Figure collection entries
'''

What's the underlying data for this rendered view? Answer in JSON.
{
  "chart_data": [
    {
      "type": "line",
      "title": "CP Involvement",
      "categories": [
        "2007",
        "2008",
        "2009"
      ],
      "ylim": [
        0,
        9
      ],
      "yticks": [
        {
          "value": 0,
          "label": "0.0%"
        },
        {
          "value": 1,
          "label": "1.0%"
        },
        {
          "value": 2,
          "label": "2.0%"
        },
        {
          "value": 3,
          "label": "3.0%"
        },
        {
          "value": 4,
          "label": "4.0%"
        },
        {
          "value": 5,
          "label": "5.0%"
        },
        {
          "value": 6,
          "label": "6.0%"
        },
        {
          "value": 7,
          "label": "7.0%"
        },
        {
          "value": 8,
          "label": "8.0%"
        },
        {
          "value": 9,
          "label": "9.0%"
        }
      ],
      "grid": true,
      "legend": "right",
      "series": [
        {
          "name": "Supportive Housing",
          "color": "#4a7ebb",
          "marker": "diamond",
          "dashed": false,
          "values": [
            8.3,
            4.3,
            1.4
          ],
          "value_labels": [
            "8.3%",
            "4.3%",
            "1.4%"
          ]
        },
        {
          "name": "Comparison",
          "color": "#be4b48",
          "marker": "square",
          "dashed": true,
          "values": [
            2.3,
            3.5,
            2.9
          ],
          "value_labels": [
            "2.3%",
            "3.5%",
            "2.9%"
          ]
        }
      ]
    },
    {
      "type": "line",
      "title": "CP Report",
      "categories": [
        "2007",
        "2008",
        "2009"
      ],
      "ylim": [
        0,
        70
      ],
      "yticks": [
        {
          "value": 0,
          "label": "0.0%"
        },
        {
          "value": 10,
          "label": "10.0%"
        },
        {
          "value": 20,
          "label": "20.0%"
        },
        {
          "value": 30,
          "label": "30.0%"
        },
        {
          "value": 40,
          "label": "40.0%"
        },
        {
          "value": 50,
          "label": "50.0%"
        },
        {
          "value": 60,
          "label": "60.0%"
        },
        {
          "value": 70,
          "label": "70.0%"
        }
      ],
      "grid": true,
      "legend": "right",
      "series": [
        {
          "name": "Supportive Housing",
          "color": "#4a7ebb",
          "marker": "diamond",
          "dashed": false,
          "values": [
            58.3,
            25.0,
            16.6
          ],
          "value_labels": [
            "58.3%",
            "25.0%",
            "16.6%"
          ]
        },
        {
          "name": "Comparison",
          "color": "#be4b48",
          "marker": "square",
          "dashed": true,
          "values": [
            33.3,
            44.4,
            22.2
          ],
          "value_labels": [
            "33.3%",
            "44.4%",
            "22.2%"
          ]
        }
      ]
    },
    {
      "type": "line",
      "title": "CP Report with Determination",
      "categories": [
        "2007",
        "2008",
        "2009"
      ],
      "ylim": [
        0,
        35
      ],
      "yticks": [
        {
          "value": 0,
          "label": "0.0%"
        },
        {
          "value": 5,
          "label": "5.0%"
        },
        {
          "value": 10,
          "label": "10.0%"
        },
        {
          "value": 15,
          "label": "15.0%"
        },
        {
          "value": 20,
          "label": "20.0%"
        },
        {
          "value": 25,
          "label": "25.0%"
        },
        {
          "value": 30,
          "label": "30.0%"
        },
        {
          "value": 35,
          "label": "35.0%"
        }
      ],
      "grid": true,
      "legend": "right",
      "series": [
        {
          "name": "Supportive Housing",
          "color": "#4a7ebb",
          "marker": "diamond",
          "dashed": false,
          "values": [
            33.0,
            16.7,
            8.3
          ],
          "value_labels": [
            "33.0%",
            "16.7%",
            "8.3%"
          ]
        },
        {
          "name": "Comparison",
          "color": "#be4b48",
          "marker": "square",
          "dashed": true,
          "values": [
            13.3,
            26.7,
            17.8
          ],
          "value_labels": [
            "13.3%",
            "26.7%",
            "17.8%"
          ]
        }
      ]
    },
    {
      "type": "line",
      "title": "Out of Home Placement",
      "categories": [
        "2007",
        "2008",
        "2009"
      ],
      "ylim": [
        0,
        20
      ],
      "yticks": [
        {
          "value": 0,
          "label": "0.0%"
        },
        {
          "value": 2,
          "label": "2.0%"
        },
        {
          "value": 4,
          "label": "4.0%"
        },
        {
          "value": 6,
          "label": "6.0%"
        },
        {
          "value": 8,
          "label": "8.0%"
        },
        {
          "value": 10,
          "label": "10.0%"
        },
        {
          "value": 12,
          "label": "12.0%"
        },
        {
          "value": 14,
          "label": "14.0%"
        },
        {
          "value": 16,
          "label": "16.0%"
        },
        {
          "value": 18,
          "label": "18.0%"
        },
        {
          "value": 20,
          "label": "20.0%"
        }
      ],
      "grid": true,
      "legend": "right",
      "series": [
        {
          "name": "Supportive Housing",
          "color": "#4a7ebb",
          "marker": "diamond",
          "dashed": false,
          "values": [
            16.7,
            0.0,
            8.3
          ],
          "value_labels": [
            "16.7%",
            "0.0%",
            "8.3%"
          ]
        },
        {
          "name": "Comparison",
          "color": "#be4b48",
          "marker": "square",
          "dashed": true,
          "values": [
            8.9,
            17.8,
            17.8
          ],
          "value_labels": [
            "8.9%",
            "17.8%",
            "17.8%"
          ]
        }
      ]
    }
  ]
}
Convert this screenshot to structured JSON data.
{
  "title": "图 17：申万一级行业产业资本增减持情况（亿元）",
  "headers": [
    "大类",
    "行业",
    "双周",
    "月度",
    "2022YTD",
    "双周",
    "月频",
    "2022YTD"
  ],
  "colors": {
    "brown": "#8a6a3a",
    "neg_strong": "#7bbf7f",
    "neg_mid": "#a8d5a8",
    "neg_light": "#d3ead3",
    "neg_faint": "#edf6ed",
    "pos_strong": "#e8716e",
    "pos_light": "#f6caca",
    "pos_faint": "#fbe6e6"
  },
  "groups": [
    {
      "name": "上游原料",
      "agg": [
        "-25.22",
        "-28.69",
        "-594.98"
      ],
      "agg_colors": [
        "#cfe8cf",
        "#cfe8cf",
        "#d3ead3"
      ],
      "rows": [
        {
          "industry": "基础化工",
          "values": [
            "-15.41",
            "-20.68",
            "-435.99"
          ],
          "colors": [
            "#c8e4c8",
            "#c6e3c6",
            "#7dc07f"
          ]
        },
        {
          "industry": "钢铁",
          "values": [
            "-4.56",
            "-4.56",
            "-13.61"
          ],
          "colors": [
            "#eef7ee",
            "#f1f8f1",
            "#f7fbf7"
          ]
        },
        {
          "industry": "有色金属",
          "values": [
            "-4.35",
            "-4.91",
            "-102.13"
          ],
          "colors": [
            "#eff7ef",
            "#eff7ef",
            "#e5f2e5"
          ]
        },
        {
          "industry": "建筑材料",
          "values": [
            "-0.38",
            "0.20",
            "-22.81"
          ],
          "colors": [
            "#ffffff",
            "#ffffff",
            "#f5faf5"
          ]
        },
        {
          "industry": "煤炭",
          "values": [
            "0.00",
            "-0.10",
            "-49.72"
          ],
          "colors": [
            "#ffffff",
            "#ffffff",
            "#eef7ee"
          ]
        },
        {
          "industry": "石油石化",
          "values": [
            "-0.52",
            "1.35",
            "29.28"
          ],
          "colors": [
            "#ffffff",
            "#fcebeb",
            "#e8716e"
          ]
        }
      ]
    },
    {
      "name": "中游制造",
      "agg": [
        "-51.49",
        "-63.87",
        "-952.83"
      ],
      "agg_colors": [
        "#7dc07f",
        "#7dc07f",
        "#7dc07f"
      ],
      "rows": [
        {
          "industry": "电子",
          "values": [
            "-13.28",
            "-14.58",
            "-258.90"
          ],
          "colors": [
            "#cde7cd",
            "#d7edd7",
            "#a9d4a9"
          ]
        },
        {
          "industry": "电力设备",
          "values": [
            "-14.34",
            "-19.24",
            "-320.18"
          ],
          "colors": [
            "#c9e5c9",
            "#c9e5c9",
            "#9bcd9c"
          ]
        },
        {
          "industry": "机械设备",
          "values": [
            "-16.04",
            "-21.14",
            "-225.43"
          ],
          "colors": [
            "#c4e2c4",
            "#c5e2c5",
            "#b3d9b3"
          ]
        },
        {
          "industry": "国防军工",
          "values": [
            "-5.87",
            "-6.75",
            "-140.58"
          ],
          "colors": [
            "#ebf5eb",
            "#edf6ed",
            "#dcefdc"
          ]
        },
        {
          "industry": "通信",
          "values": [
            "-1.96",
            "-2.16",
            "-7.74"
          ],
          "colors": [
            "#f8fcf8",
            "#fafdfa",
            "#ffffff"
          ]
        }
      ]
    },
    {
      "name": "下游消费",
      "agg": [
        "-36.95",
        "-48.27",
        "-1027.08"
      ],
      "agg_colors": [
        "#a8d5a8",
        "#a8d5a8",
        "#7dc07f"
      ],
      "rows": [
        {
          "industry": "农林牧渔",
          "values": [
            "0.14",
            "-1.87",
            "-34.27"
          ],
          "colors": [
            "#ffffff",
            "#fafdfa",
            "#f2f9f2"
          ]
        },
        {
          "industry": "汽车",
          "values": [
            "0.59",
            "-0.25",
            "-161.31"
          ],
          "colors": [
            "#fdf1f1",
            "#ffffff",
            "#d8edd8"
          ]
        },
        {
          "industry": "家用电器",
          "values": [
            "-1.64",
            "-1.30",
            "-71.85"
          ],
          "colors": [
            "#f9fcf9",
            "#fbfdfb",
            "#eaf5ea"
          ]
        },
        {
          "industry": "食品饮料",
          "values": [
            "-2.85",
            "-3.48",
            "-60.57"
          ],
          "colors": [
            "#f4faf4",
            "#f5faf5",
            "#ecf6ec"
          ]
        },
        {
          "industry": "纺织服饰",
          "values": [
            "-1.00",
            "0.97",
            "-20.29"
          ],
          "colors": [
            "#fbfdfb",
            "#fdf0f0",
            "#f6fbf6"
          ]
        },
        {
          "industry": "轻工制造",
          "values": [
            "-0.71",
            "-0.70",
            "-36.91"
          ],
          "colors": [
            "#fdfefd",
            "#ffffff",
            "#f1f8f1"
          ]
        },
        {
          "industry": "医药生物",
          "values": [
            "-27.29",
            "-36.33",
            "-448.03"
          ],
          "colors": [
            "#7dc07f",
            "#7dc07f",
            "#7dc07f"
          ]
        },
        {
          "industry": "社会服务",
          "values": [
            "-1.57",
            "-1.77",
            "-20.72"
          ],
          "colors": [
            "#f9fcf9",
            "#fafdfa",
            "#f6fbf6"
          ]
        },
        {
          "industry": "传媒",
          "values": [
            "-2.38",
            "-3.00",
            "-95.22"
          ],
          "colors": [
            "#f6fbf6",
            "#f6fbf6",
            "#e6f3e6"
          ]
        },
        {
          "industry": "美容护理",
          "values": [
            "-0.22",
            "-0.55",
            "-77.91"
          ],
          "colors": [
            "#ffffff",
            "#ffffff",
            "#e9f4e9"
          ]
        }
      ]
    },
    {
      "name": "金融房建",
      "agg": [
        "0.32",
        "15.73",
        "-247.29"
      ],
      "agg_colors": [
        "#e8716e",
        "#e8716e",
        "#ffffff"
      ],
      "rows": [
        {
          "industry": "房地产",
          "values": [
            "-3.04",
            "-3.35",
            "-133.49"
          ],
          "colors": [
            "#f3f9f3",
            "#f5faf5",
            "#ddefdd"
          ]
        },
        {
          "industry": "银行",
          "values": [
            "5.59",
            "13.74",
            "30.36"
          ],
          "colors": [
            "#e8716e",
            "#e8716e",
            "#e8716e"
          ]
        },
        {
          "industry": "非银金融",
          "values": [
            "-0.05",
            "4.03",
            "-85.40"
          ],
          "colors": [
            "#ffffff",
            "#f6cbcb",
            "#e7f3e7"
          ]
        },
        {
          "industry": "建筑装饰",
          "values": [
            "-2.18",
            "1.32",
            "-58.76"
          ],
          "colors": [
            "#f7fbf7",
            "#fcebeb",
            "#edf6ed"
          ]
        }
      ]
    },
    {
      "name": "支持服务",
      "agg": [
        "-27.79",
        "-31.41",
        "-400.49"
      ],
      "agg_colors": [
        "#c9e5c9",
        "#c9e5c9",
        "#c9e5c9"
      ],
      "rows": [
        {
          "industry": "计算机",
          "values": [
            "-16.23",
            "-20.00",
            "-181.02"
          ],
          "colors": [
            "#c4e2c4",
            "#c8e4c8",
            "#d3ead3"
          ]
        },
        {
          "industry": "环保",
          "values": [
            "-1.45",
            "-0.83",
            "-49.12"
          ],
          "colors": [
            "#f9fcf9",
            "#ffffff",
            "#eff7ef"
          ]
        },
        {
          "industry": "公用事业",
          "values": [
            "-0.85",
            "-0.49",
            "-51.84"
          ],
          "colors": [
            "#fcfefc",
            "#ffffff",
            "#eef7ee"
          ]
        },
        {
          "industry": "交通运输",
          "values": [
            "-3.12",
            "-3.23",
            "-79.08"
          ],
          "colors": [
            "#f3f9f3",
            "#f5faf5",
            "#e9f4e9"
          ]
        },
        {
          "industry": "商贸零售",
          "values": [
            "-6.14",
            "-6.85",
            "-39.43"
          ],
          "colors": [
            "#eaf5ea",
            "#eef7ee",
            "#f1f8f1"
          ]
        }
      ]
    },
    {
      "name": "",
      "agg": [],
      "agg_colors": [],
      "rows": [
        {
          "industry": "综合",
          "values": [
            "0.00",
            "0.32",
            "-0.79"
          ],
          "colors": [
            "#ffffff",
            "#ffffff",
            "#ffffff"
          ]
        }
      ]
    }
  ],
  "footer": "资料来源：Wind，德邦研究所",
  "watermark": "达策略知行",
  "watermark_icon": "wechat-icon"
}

'''

How many of these lines contain "Report"? Write only the number.

Problem solution
2